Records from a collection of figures

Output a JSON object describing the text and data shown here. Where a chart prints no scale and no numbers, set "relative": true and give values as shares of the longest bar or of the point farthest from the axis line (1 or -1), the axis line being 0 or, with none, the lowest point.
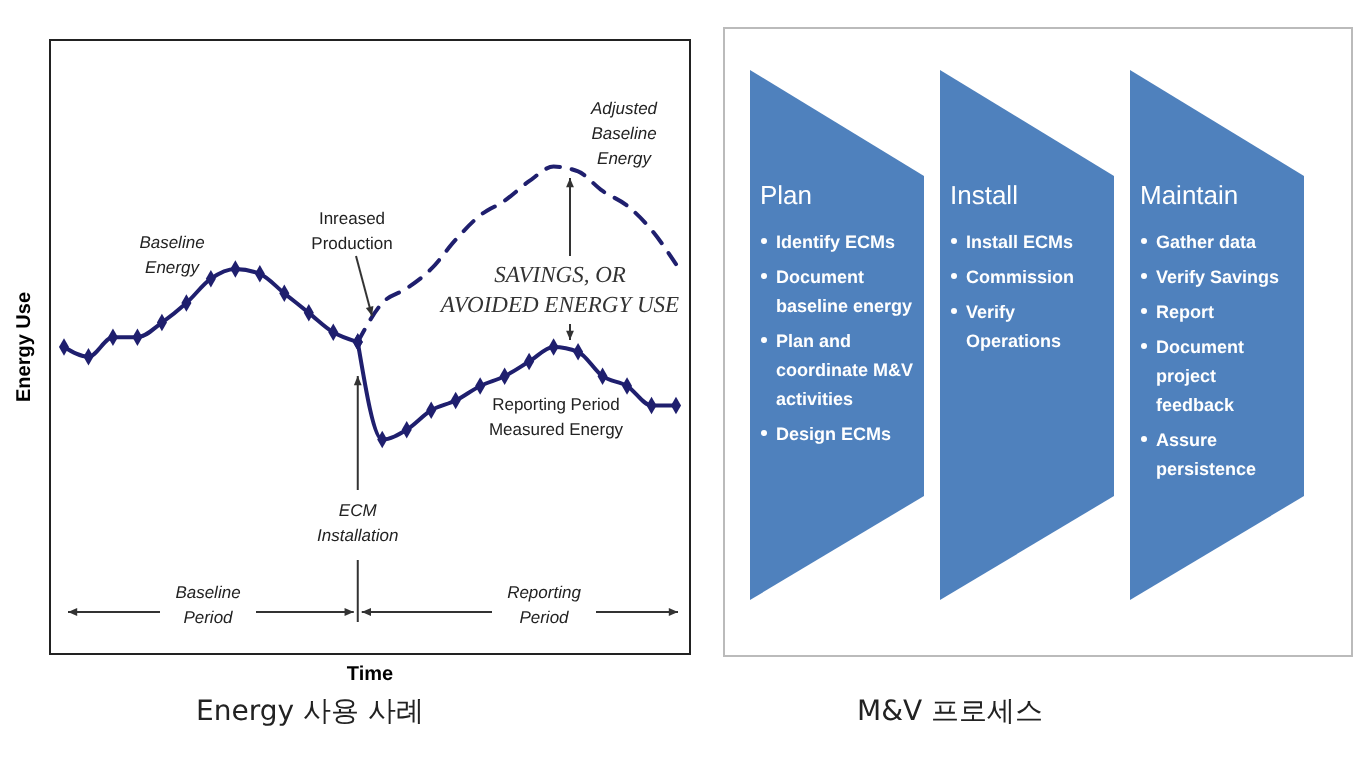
{
  "chart_data": [
    {
      "type": "line",
      "title": "Energy 사용 사례",
      "xlabel": "Time",
      "ylabel": "Energy Use",
      "relative": true,
      "grid": false,
      "categories": [
        null,
        null,
        null,
        null,
        null,
        null,
        null,
        null,
        null,
        null,
        null,
        null,
        null,
        null,
        null,
        null,
        null,
        null,
        null,
        null,
        null,
        null,
        null,
        null,
        null,
        null
      ],
      "series": [
        {
          "name": "Baseline Energy",
          "color": "#1f1f6e",
          "marker": "diamond",
          "line_style": "solid",
          "values": [
            0.63,
            0.61,
            0.65,
            0.65,
            0.68,
            0.72,
            0.77,
            0.79,
            0.78,
            0.74,
            0.7,
            0.66,
            0.64,
            null,
            null,
            null,
            null,
            null,
            null,
            null,
            null,
            null,
            null,
            null,
            null,
            null
          ]
        },
        {
          "name": "Reporting Period Measured Energy",
          "color": "#1f1f6e",
          "marker": "diamond",
          "line_style": "solid",
          "values": [
            null,
            null,
            null,
            null,
            null,
            null,
            null,
            null,
            null,
            null,
            null,
            null,
            0.64,
            0.44,
            0.46,
            0.5,
            0.52,
            0.55,
            0.57,
            0.6,
            0.63,
            0.62,
            0.57,
            0.55,
            0.51,
            0.51
          ]
        },
        {
          "name": "Adjusted Baseline Energy",
          "color": "#1f1f6e",
          "marker": "none",
          "line_style": "dashed",
          "values": [
            null,
            null,
            null,
            null,
            null,
            null,
            null,
            null,
            null,
            null,
            null,
            null,
            0.64,
            0.72,
            0.75,
            0.79,
            0.85,
            0.9,
            0.93,
            0.97,
            1.0,
            0.99,
            0.95,
            0.92,
            0.87,
            0.8
          ]
        }
      ],
      "annotations": [
        "Inreased Production",
        "SAVINGS, OR AVOIDED ENERGY USE",
        "ECM Installation",
        "Baseline Period",
        "Reporting Period"
      ]
    },
    {
      "type": "other",
      "title": "M&V 프로세스",
      "color": "#4f81bd",
      "categories": [
        "Plan",
        "Install",
        "Maintain"
      ],
      "annotations": [
        {
          "text": "Identify ECMs",
          "x": "Plan"
        },
        {
          "text": "Document baseline energy",
          "x": "Plan"
        },
        {
          "text": "Plan and coordinate M&V activities",
          "x": "Plan"
        },
        {
          "text": "Design ECMs",
          "x": "Plan"
        },
        {
          "text": "Install ECMs",
          "x": "Install"
        },
        {
          "text": "Commission",
          "x": "Install"
        },
        {
          "text": "Verify Operations",
          "x": "Install"
        },
        {
          "text": "Gather data",
          "x": "Maintain"
        },
        {
          "text": "Verify Savings",
          "x": "Maintain"
        },
        {
          "text": "Report",
          "x": "Maintain"
        },
        {
          "text": "Document project feedback",
          "x": "Maintain"
        },
        {
          "text": "Assure persistence",
          "x": "Maintain"
        }
      ]
    }
  ]
}
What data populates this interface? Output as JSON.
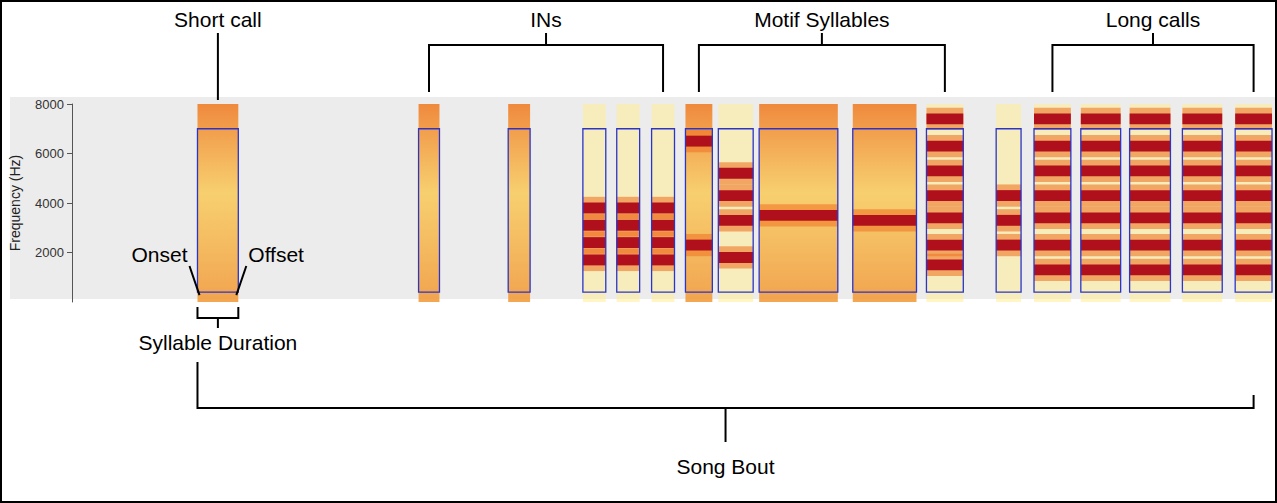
{
  "chart_data": {
    "type": "spectrogram",
    "y_label": "Frequency (Hz)",
    "ylim": [
      0,
      8000
    ],
    "yticks": [
      2000,
      4000,
      6000,
      8000
    ],
    "xlim": [
      0,
      1210
    ],
    "tick_labels": "y",
    "box_range": [
      400,
      7000
    ],
    "groups": [
      {
        "label": "Short call",
        "syllables": [
          {
            "onset": 126,
            "offset": 167,
            "type": "noisy",
            "harmonics": []
          }
        ]
      },
      {
        "label": "INs",
        "syllables": [
          {
            "onset": 348,
            "offset": 369,
            "type": "noisy",
            "harmonics": []
          },
          {
            "onset": 438,
            "offset": 460,
            "type": "noisy",
            "harmonics": []
          },
          {
            "onset": 513,
            "offset": 536,
            "type": "harmonic",
            "harmonics": [
              3800,
              3100,
              2400,
              1700
            ]
          },
          {
            "onset": 547,
            "offset": 570,
            "type": "harmonic",
            "harmonics": [
              3800,
              3100,
              2400,
              1700
            ]
          },
          {
            "onset": 582,
            "offset": 605,
            "type": "harmonic",
            "harmonics": [
              3800,
              3100,
              2400,
              1700
            ]
          }
        ]
      },
      {
        "label": "Motif Syllables",
        "syllables": [
          {
            "onset": 616,
            "offset": 643,
            "type": "noisy",
            "harmonics": [
              6500,
              2300
            ]
          },
          {
            "onset": 649,
            "offset": 684,
            "type": "harmonic",
            "harmonics": [
              5200,
              4300,
              3300,
              1800
            ]
          },
          {
            "onset": 690,
            "offset": 769,
            "type": "noisy",
            "harmonics": [
              3500
            ]
          },
          {
            "onset": 784,
            "offset": 848,
            "type": "noisy",
            "harmonics": [
              3300
            ]
          },
          {
            "onset": 858,
            "offset": 895,
            "type": "harmonic",
            "harmonics": [
              7400,
              6300,
              5300,
              4300,
              3400,
              2300,
              1500
            ]
          }
        ]
      },
      {
        "label": null,
        "syllables": [
          {
            "onset": 928,
            "offset": 953,
            "type": "harmonic",
            "harmonics": [
              4300,
              3300,
              2300
            ]
          }
        ]
      },
      {
        "label": "Long calls",
        "syllables": [
          {
            "onset": 966,
            "offset": 1003,
            "type": "harmonic",
            "harmonics": [
              7400,
              6300,
              5300,
              4300,
              3400,
              2300,
              1300
            ]
          },
          {
            "onset": 1013,
            "offset": 1053,
            "type": "harmonic",
            "harmonics": [
              7400,
              6300,
              5300,
              4300,
              3400,
              2300,
              1300
            ]
          },
          {
            "onset": 1062,
            "offset": 1103,
            "type": "harmonic",
            "harmonics": [
              7400,
              6300,
              5300,
              4300,
              3400,
              2300,
              1300
            ]
          },
          {
            "onset": 1115,
            "offset": 1155,
            "type": "harmonic",
            "harmonics": [
              7400,
              6300,
              5300,
              4300,
              3400,
              2300,
              1300
            ]
          },
          {
            "onset": 1168,
            "offset": 1205,
            "type": "harmonic",
            "harmonics": [
              7400,
              6300,
              5300,
              4300,
              3400,
              2300,
              1300
            ]
          }
        ]
      }
    ],
    "annotations": {
      "onset": "Onset",
      "offset": "Offset",
      "duration": "Syllable Duration",
      "bout": "Song Bout"
    }
  }
}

SET EXERCISE:
List every line above containing the word "Reporting".

EXERCISE RESULT:
          "name": "Reporting Period Measured Energy",
        "Reporting Period"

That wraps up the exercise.